Reproduce the lines from the start of the records through the line that contains "v-gridline bbox=[556, 132, 559, 495]", both ends included, exactly as they appear.

============

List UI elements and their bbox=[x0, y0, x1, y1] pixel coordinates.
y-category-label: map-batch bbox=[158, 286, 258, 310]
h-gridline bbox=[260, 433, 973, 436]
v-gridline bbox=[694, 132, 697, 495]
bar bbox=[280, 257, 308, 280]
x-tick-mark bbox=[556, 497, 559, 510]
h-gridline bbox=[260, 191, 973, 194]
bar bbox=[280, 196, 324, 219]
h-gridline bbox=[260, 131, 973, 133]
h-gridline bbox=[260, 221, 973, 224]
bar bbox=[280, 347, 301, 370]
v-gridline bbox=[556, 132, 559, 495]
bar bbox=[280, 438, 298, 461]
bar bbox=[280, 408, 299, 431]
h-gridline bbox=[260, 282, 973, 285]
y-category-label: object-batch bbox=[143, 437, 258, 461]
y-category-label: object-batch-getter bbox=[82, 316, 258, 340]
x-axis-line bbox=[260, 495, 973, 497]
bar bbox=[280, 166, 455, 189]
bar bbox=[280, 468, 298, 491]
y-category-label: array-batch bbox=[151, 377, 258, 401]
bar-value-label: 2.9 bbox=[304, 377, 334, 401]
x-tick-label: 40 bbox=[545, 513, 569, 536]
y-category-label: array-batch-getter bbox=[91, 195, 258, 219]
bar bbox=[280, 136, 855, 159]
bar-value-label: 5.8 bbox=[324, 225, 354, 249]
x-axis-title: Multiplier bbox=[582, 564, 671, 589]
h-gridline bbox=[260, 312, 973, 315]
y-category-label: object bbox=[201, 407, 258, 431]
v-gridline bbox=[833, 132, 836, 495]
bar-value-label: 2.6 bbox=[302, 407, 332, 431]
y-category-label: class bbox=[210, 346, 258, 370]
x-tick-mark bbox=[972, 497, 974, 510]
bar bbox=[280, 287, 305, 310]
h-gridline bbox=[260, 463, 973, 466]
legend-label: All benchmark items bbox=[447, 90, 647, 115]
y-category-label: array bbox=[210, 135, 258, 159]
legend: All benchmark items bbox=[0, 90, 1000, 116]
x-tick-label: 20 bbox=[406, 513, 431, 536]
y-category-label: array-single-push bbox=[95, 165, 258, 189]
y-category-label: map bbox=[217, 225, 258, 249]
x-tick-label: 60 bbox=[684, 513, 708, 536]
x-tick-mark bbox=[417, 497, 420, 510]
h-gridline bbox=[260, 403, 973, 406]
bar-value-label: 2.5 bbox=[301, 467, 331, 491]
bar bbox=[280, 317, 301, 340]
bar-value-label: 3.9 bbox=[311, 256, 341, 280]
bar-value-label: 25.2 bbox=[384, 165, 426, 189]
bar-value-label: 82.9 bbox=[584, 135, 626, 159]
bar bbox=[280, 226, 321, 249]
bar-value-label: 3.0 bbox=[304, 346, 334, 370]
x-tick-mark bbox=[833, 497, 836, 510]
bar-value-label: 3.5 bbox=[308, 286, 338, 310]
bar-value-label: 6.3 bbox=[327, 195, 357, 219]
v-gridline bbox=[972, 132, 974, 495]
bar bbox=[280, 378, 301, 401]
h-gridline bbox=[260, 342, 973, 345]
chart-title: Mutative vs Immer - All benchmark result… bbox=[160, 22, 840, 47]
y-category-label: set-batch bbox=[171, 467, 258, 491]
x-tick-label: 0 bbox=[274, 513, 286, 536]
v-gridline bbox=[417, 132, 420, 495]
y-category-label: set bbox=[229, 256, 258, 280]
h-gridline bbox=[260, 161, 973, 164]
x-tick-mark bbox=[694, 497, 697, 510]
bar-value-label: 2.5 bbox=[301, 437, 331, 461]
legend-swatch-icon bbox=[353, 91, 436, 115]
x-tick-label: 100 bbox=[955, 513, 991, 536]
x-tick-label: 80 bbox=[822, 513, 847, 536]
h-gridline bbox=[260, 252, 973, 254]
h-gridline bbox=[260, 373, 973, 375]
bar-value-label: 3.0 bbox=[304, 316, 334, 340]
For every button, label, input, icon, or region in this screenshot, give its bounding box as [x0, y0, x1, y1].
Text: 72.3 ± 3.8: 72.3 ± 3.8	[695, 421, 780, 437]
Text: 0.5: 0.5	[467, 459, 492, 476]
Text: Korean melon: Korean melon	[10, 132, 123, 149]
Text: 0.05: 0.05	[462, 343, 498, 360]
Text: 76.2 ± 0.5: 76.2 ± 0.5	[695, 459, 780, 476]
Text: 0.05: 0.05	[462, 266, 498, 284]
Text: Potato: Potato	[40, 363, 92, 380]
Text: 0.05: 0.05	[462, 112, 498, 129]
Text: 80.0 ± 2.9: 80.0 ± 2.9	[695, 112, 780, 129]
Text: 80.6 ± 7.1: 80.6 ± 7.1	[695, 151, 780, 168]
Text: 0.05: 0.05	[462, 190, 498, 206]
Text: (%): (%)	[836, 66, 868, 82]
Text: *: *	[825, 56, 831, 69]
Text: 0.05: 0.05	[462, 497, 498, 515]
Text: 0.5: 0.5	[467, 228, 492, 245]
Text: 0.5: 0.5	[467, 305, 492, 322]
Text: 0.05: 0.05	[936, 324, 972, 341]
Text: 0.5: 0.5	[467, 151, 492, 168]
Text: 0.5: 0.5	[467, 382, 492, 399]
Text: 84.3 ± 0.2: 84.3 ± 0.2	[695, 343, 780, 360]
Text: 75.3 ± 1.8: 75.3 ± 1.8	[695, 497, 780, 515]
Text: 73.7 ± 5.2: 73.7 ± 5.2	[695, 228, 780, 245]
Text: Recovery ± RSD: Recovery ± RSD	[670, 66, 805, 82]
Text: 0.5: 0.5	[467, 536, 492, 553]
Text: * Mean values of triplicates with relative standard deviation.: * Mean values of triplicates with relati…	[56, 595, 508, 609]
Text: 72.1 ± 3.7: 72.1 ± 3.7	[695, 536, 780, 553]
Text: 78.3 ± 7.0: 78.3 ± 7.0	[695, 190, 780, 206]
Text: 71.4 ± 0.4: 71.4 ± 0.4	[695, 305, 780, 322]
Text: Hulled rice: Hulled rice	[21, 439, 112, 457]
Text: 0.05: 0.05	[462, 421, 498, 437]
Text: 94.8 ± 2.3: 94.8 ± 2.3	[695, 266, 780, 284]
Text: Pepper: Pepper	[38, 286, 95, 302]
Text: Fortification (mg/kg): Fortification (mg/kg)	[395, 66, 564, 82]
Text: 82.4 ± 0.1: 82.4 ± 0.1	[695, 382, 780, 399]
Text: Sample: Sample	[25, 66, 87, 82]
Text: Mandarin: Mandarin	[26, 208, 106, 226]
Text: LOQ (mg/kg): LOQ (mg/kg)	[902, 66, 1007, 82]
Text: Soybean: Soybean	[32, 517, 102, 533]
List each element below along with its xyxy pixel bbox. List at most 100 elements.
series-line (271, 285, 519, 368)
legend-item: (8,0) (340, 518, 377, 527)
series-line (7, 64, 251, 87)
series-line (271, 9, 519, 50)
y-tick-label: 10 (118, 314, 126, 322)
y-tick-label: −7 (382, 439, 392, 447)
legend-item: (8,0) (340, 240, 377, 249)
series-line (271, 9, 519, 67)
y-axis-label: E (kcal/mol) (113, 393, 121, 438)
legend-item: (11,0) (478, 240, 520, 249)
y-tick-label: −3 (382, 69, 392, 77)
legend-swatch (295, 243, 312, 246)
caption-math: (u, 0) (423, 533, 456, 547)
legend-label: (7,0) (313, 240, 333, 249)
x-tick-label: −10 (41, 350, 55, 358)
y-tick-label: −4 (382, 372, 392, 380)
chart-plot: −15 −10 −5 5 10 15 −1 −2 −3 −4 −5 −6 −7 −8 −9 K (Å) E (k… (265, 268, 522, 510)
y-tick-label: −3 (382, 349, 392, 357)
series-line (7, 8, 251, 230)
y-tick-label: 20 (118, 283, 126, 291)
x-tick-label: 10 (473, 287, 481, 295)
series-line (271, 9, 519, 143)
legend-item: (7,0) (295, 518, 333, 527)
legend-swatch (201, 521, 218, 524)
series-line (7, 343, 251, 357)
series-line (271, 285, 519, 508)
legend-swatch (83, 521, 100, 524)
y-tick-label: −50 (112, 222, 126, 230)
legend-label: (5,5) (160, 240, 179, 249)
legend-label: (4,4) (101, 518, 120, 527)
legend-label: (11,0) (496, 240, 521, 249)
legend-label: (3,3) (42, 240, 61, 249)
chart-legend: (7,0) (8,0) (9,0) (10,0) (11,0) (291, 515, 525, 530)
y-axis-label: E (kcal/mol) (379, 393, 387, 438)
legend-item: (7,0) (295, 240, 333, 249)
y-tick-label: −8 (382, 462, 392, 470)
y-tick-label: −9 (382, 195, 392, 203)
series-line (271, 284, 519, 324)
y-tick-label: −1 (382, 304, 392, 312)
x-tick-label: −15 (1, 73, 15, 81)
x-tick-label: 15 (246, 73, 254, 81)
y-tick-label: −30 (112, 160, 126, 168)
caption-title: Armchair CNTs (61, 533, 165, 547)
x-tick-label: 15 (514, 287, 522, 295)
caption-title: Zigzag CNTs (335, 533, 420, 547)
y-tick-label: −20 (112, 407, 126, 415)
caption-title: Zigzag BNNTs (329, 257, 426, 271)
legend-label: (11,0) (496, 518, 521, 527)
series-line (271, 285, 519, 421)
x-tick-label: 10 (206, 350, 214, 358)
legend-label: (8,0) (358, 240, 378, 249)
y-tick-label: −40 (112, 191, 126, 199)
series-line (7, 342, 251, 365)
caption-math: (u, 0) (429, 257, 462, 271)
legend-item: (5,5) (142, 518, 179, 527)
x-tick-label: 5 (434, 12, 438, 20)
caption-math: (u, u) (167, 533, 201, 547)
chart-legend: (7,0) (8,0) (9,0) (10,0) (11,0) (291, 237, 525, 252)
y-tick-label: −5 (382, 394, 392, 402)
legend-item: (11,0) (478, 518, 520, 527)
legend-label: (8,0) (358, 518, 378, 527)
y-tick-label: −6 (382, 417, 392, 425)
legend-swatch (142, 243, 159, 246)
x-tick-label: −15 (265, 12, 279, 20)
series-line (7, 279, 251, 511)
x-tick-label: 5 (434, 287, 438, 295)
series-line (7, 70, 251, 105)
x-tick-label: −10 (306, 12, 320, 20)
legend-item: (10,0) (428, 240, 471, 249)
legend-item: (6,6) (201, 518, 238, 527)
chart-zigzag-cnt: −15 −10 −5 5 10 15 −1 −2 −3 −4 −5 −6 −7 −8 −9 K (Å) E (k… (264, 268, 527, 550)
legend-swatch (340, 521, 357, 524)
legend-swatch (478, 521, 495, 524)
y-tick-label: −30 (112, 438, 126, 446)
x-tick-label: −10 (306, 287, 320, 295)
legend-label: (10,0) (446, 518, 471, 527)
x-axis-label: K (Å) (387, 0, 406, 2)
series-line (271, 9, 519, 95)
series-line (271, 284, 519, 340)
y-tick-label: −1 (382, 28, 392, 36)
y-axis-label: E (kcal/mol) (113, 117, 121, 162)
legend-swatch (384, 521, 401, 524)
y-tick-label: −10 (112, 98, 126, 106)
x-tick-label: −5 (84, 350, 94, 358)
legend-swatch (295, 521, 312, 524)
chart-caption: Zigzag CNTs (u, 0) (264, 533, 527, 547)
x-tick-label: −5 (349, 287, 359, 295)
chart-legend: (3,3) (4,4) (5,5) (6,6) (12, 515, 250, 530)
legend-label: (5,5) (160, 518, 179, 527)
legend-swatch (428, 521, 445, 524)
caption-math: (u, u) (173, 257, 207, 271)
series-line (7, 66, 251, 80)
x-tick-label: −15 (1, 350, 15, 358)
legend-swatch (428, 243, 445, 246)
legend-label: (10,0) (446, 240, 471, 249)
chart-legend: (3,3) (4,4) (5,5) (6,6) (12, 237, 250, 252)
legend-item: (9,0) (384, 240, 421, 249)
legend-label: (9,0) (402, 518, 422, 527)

============

REPLY:
List UI elements and their bbox=[x0, y0, x1, y1] pixel coordinates.
y-category-label: map-batch bbox=[158, 286, 258, 310]
h-gridline bbox=[260, 433, 973, 436]
v-gridline bbox=[694, 132, 697, 495]
bar bbox=[280, 257, 308, 280]
x-tick-mark bbox=[556, 497, 559, 510]
h-gridline bbox=[260, 191, 973, 194]
bar bbox=[280, 196, 324, 219]
h-gridline bbox=[260, 131, 973, 133]
h-gridline bbox=[260, 221, 973, 224]
bar bbox=[280, 347, 301, 370]
v-gridline bbox=[556, 132, 559, 495]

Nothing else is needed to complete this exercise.